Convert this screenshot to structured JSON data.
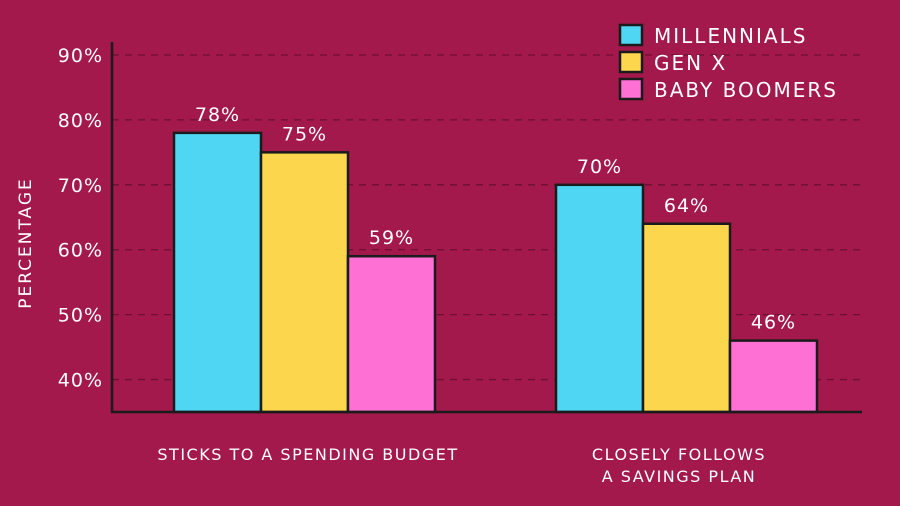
{
  "chart_data": {
    "type": "bar",
    "title": "",
    "ylabel": "PERCENTAGE",
    "xlabel": "",
    "ylim": [
      35,
      92
    ],
    "yticks": [
      40,
      50,
      60,
      70,
      80,
      90
    ],
    "ytick_labels": [
      "40%",
      "50%",
      "60%",
      "70%",
      "80%",
      "90%"
    ],
    "grid": true,
    "legend": "top-right",
    "categories": [
      [
        "STICKS TO A SPENDING BUDGET"
      ],
      [
        "CLOSELY FOLLOWS",
        "A SAVINGS PLAN"
      ]
    ],
    "series": [
      {
        "name": "MILLENNIALS",
        "color": "#4fd6f2",
        "values": [
          78,
          70
        ],
        "labels": [
          "78%",
          "70%"
        ]
      },
      {
        "name": "GEN X",
        "color": "#fcd74e",
        "values": [
          75,
          64
        ],
        "labels": [
          "75%",
          "64%"
        ]
      },
      {
        "name": "BABY BOOMERS",
        "color": "#ff70d4",
        "values": [
          59,
          46
        ],
        "labels": [
          "59%",
          "46%"
        ]
      }
    ]
  }
}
--
▶ _EXERCISE GOAL_:
Repeat each entry above word for word, leaving every picture out.

▶ _OUTPUT BELOW_:
Convert this screenshot to structured JSON data.
{
  "chart_data": {
    "type": "bar",
    "title": "",
    "ylabel": "PERCENTAGE",
    "xlabel": "",
    "ylim": [
      35,
      92
    ],
    "yticks": [
      40,
      50,
      60,
      70,
      80,
      90
    ],
    "ytick_labels": [
      "40%",
      "50%",
      "60%",
      "70%",
      "80%",
      "90%"
    ],
    "grid": true,
    "legend": "top-right",
    "categories": [
      [
        "STICKS TO A SPENDING BUDGET"
      ],
      [
        "CLOSELY FOLLOWS",
        "A SAVINGS PLAN"
      ]
    ],
    "series": [
      {
        "name": "MILLENNIALS",
        "color": "#4fd6f2",
        "values": [
          78,
          70
        ],
        "labels": [
          "78%",
          "70%"
        ]
      },
      {
        "name": "GEN X",
        "color": "#fcd74e",
        "values": [
          75,
          64
        ],
        "labels": [
          "75%",
          "64%"
        ]
      },
      {
        "name": "BABY BOOMERS",
        "color": "#ff70d4",
        "values": [
          59,
          46
        ],
        "labels": [
          "59%",
          "46%"
        ]
      }
    ]
  }
}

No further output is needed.